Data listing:
<<<<

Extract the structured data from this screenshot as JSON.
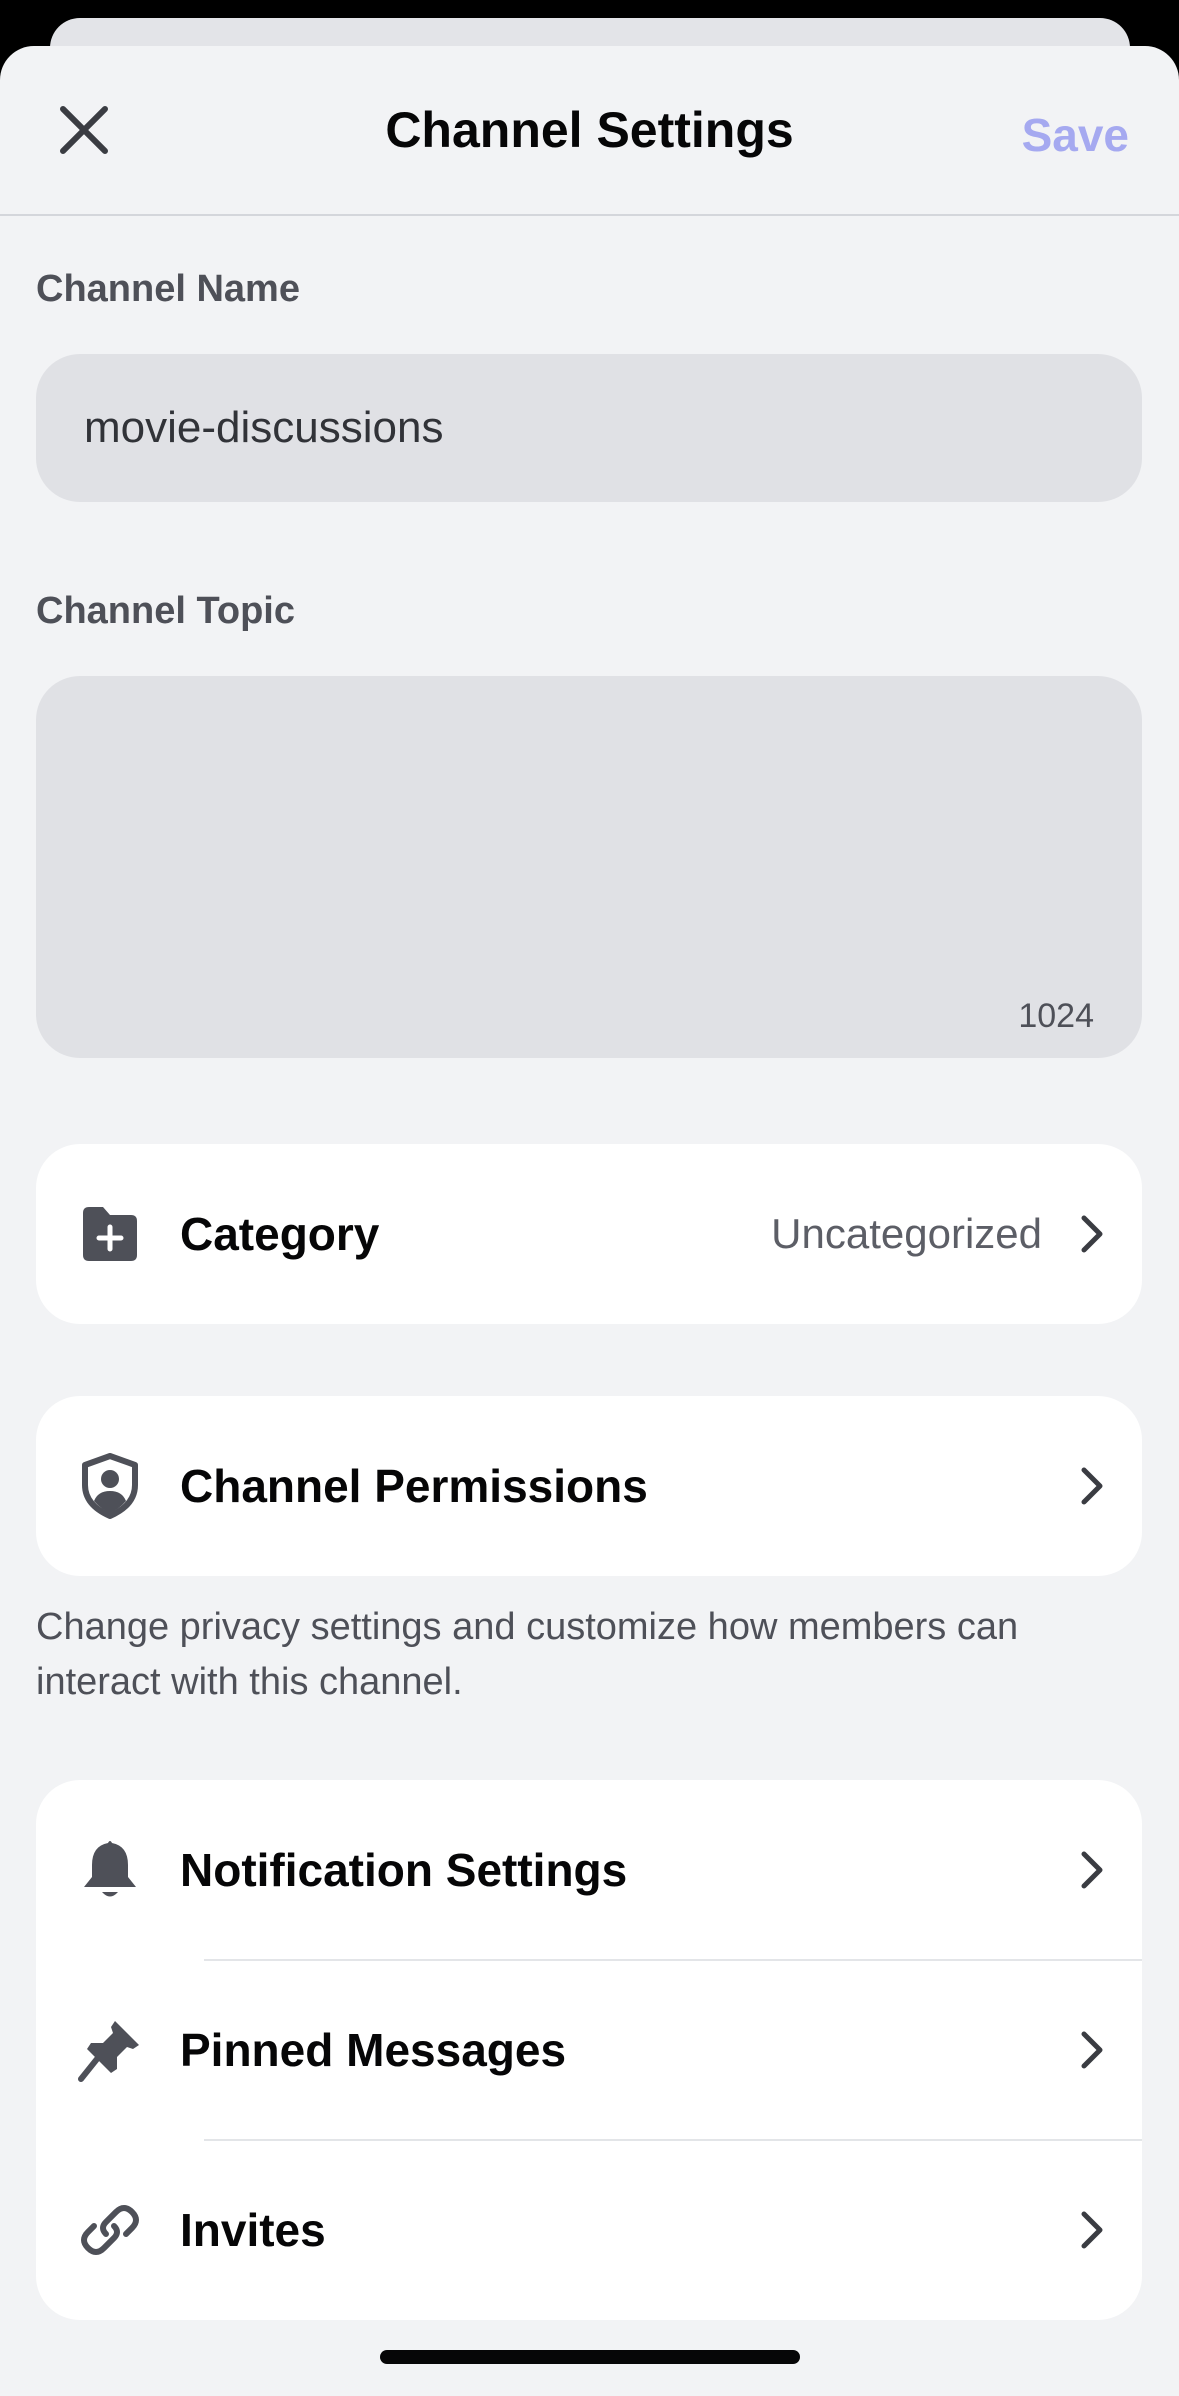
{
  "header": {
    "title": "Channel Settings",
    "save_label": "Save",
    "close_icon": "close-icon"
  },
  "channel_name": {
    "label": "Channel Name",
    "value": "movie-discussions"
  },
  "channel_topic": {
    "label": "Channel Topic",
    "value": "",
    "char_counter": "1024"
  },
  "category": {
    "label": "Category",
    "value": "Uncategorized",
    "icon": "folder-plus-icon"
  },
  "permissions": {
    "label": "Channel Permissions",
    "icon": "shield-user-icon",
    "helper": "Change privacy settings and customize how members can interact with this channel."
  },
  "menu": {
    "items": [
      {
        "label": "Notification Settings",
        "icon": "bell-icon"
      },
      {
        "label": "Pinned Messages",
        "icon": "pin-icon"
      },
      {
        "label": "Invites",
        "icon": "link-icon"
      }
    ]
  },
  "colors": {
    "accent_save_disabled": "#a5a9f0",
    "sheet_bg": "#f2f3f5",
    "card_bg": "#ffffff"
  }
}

>>>>

Aim of the task —
In the entries above, identify every line with the string "this".

Result of the exercise —
Extract the structured data from this screenshot as JSON.
    "helper": "Change privacy settings and customize how members can interact with this channel."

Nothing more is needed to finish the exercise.